Records excerpted from a collection:
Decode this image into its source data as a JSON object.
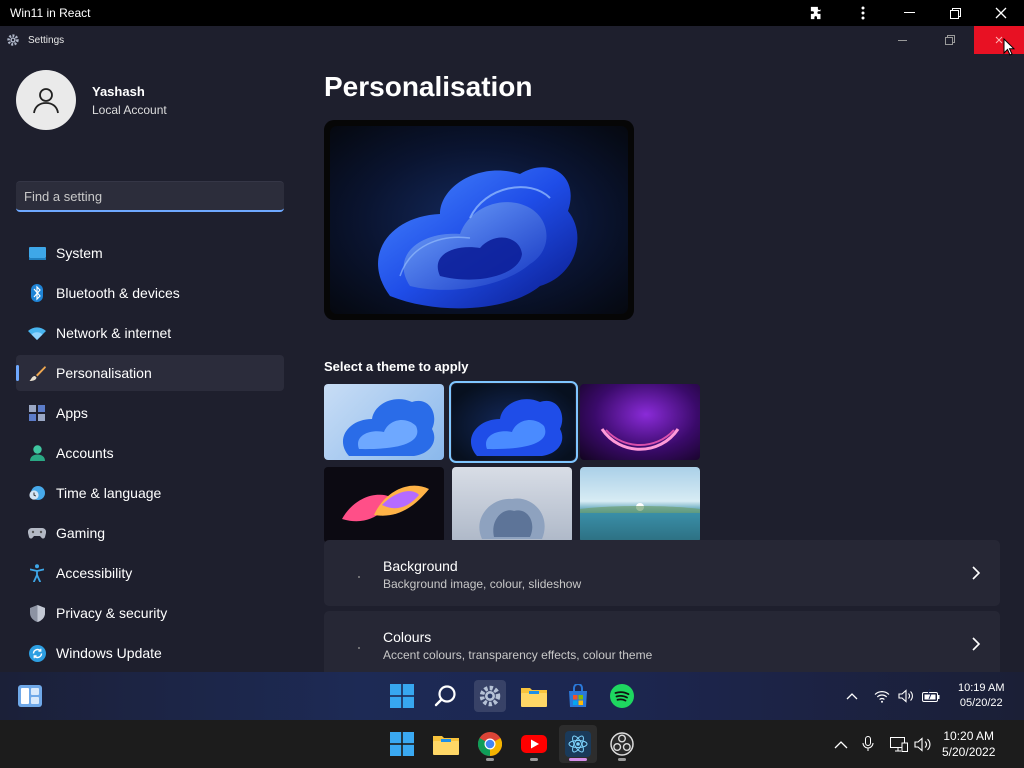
{
  "browser": {
    "title": "Win11 in React"
  },
  "settings": {
    "window_title": "Settings",
    "profile": {
      "name": "Yashash",
      "account_type": "Local Account"
    },
    "search_placeholder": "Find a setting",
    "nav": [
      {
        "label": "System",
        "icon": "system-icon"
      },
      {
        "label": "Bluetooth & devices",
        "icon": "bluetooth-icon"
      },
      {
        "label": "Network & internet",
        "icon": "wifi-icon"
      },
      {
        "label": "Personalisation",
        "icon": "brush-icon"
      },
      {
        "label": "Apps",
        "icon": "apps-icon"
      },
      {
        "label": "Accounts",
        "icon": "accounts-icon"
      },
      {
        "label": "Time & language",
        "icon": "clock-globe-icon"
      },
      {
        "label": "Gaming",
        "icon": "gamepad-icon"
      },
      {
        "label": "Accessibility",
        "icon": "accessibility-icon"
      },
      {
        "label": "Privacy & security",
        "icon": "shield-icon"
      },
      {
        "label": "Windows Update",
        "icon": "update-icon"
      }
    ],
    "active_nav": "Personalisation",
    "page_title": "Personalisation",
    "theme_heading": "Select a theme to apply",
    "themes": [
      {
        "name": "windows-light-bloom"
      },
      {
        "name": "windows-dark-bloom",
        "selected": true
      },
      {
        "name": "glow"
      },
      {
        "name": "captured-motion"
      },
      {
        "name": "sunrise-flow"
      },
      {
        "name": "lake"
      }
    ],
    "cards": [
      {
        "title": "Background",
        "subtitle": "Background image, colour, slideshow"
      },
      {
        "title": "Colours",
        "subtitle": "Accent colours, transparency effects, colour theme"
      }
    ]
  },
  "inner_taskbar": {
    "time": "10:19 AM",
    "date": "05/20/22"
  },
  "host_taskbar": {
    "time": "10:20 AM",
    "date": "5/20/2022"
  },
  "colors": {
    "accent": "#6ea8ff",
    "close_red": "#e81123",
    "window_bg": "#1e1f2d",
    "card_bg": "#262735"
  }
}
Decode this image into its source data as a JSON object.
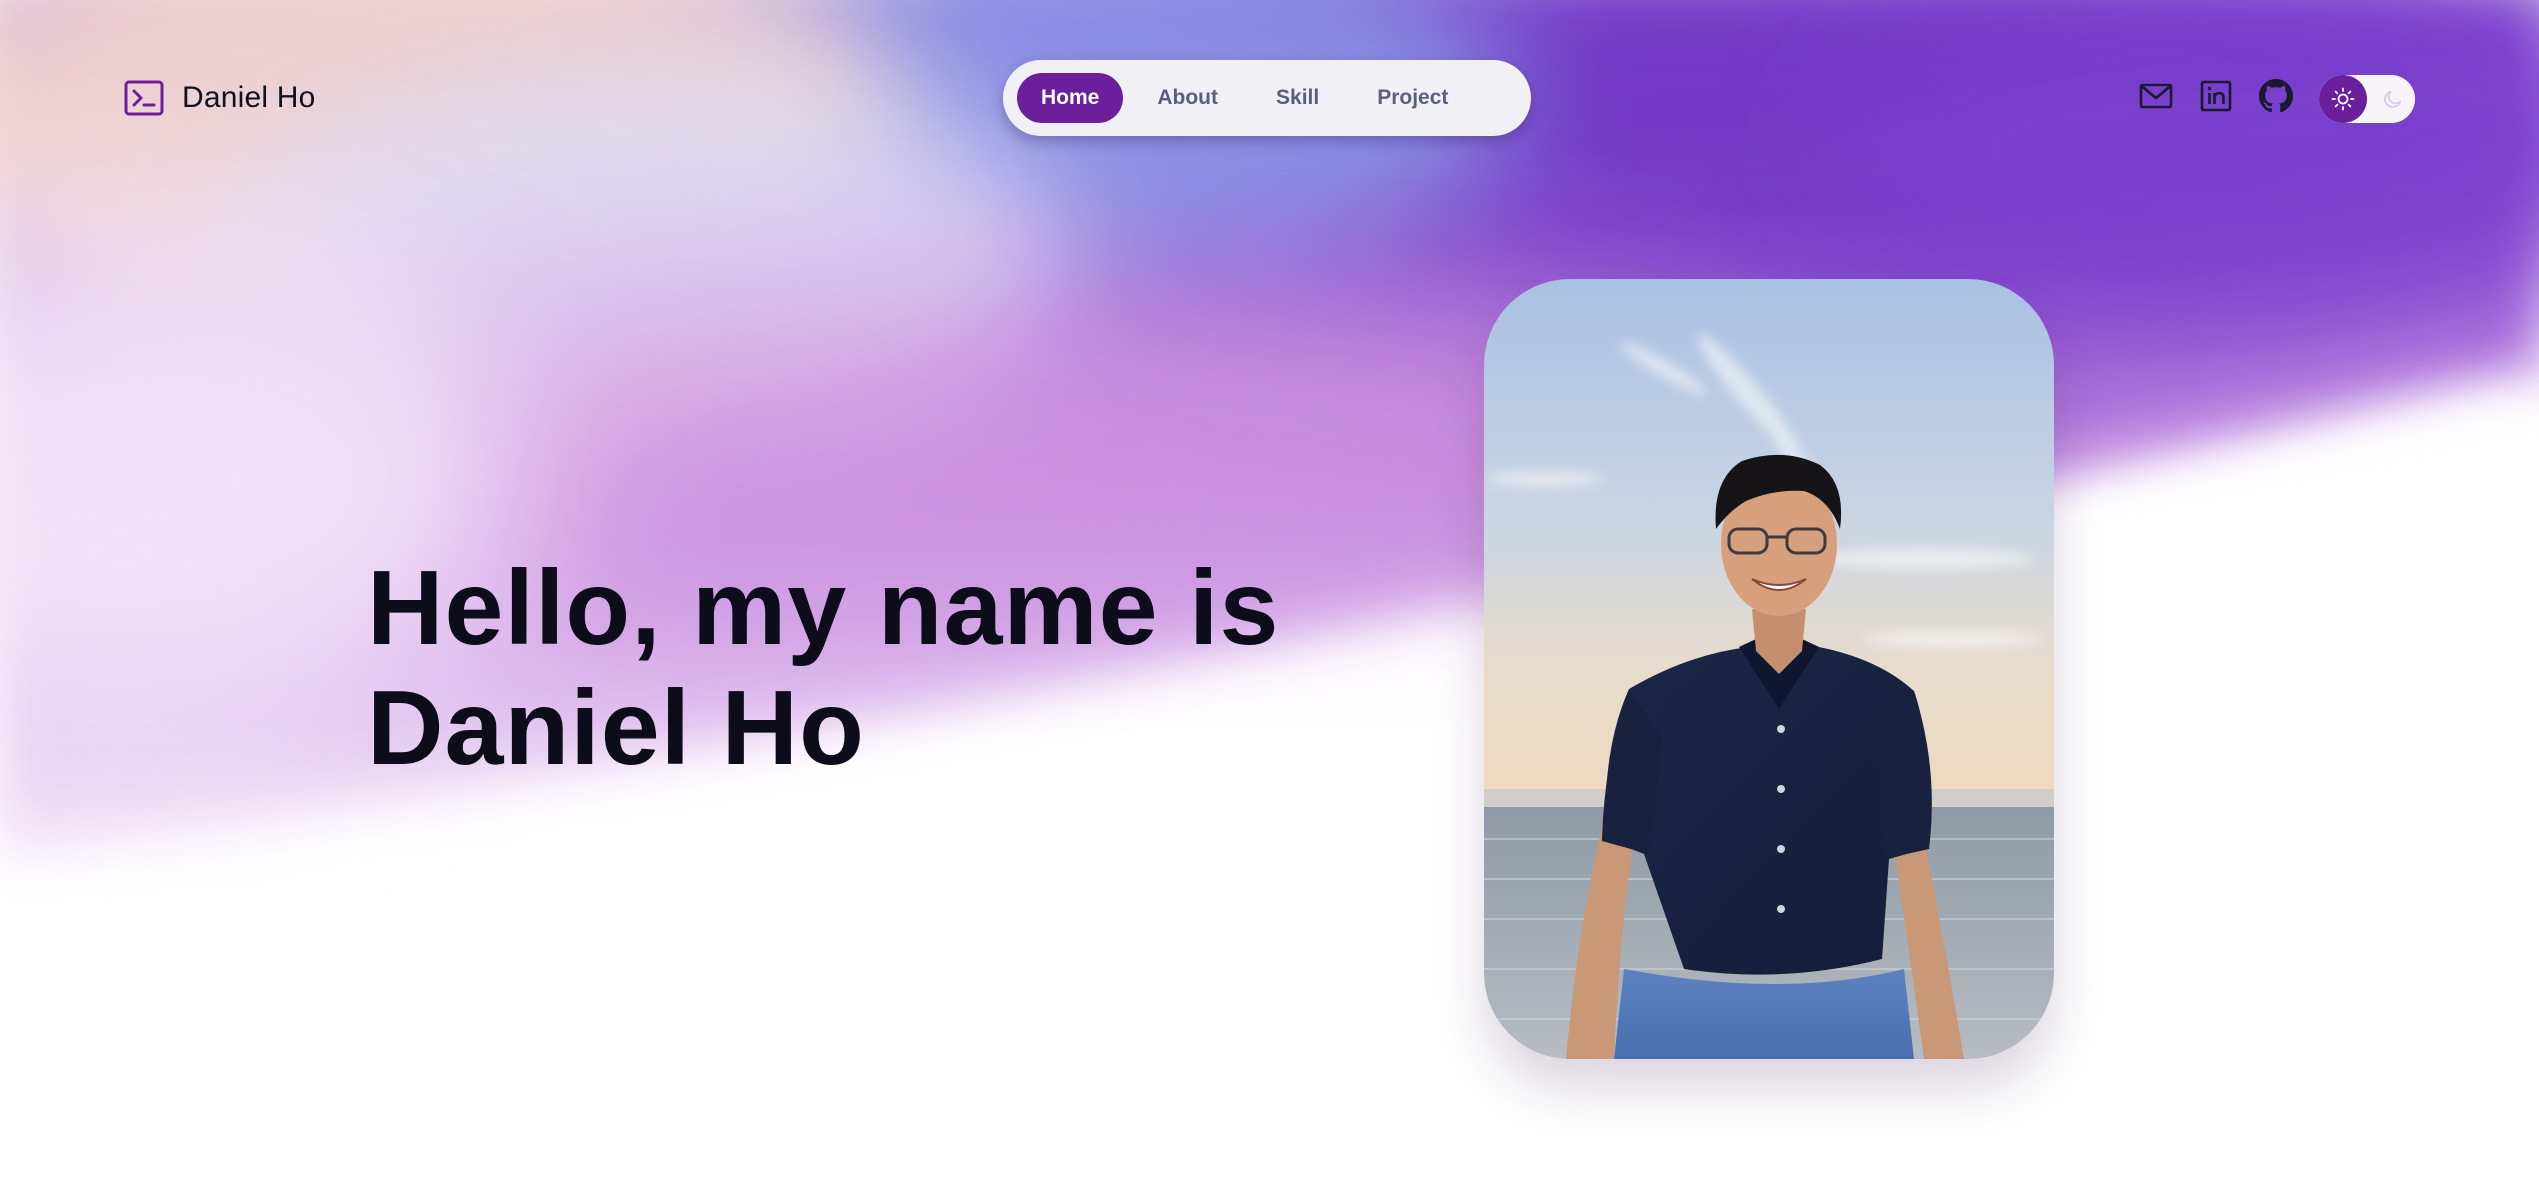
{
  "header": {
    "logo": {
      "icon": "terminal-icon",
      "name": "Daniel Ho"
    },
    "nav": [
      {
        "label": "Home",
        "active": true
      },
      {
        "label": "About",
        "active": false
      },
      {
        "label": "Skill",
        "active": false
      },
      {
        "label": "Project",
        "active": false
      }
    ],
    "socials": [
      {
        "icon": "mail-icon"
      },
      {
        "icon": "linkedin-icon"
      },
      {
        "icon": "github-icon"
      }
    ],
    "theme_toggle": {
      "mode": "light",
      "icons": [
        "sun-icon",
        "moon-icon"
      ]
    }
  },
  "hero": {
    "title_line1": "Hello, my name is",
    "title_line2": "Daniel Ho",
    "photo": {
      "alt_icon": "profile-photo"
    }
  },
  "colors": {
    "accent": "#6b1f9c",
    "text_dark": "#0c0c1a",
    "nav_text": "#5a5f7a",
    "nav_bg": "#f1f1f5",
    "gradient_violet": "#7d3ed0",
    "gradient_pink": "#c77ad6",
    "gradient_blue": "#8a9be6",
    "gradient_peach": "#f0c8b8"
  }
}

TASK GOAL:
Without including any pictures, print each record exactly.

EXERCISE ANSWER:
Decode this image into its source data as a JSON object.
{
  "browser": {
    "title": "Win11 in React"
  },
  "settings": {
    "window_title": "Settings",
    "profile": {
      "name": "Yashash",
      "account_type": "Local Account"
    },
    "search_placeholder": "Find a setting",
    "nav": [
      {
        "label": "System",
        "icon": "system-icon"
      },
      {
        "label": "Bluetooth & devices",
        "icon": "bluetooth-icon"
      },
      {
        "label": "Network & internet",
        "icon": "wifi-icon"
      },
      {
        "label": "Personalisation",
        "icon": "brush-icon"
      },
      {
        "label": "Apps",
        "icon": "apps-icon"
      },
      {
        "label": "Accounts",
        "icon": "accounts-icon"
      },
      {
        "label": "Time & language",
        "icon": "clock-globe-icon"
      },
      {
        "label": "Gaming",
        "icon": "gamepad-icon"
      },
      {
        "label": "Accessibility",
        "icon": "accessibility-icon"
      },
      {
        "label": "Privacy & security",
        "icon": "shield-icon"
      },
      {
        "label": "Windows Update",
        "icon": "update-icon"
      }
    ],
    "active_nav": "Personalisation",
    "page_title": "Personalisation",
    "theme_heading": "Select a theme to apply",
    "themes": [
      {
        "name": "windows-light-bloom"
      },
      {
        "name": "windows-dark-bloom",
        "selected": true
      },
      {
        "name": "glow"
      },
      {
        "name": "captured-motion"
      },
      {
        "name": "sunrise-flow"
      },
      {
        "name": "lake"
      }
    ],
    "cards": [
      {
        "title": "Background",
        "subtitle": "Background image, colour, slideshow"
      },
      {
        "title": "Colours",
        "subtitle": "Accent colours, transparency effects, colour theme"
      }
    ]
  },
  "inner_taskbar": {
    "time": "10:19 AM",
    "date": "05/20/22"
  },
  "host_taskbar": {
    "time": "10:20 AM",
    "date": "5/20/2022"
  },
  "colors": {
    "accent": "#6ea8ff",
    "close_red": "#e81123",
    "window_bg": "#1e1f2d",
    "card_bg": "#262735"
  }
}
Decode this image into its source data as a JSON object.
{
  "header": {
    "logo": {
      "icon": "terminal-icon",
      "name": "Daniel Ho"
    },
    "nav": [
      {
        "label": "Home",
        "active": true
      },
      {
        "label": "About",
        "active": false
      },
      {
        "label": "Skill",
        "active": false
      },
      {
        "label": "Project",
        "active": false
      }
    ],
    "socials": [
      {
        "icon": "mail-icon"
      },
      {
        "icon": "linkedin-icon"
      },
      {
        "icon": "github-icon"
      }
    ],
    "theme_toggle": {
      "mode": "light",
      "icons": [
        "sun-icon",
        "moon-icon"
      ]
    }
  },
  "hero": {
    "title_line1": "Hello, my name is",
    "title_line2": "Daniel Ho",
    "photo": {
      "alt_icon": "profile-photo"
    }
  },
  "colors": {
    "accent": "#6b1f9c",
    "text_dark": "#0c0c1a",
    "nav_text": "#5a5f7a",
    "nav_bg": "#f1f1f5",
    "gradient_violet": "#7d3ed0",
    "gradient_pink": "#c77ad6",
    "gradient_blue": "#8a9be6",
    "gradient_peach": "#f0c8b8"
  }
}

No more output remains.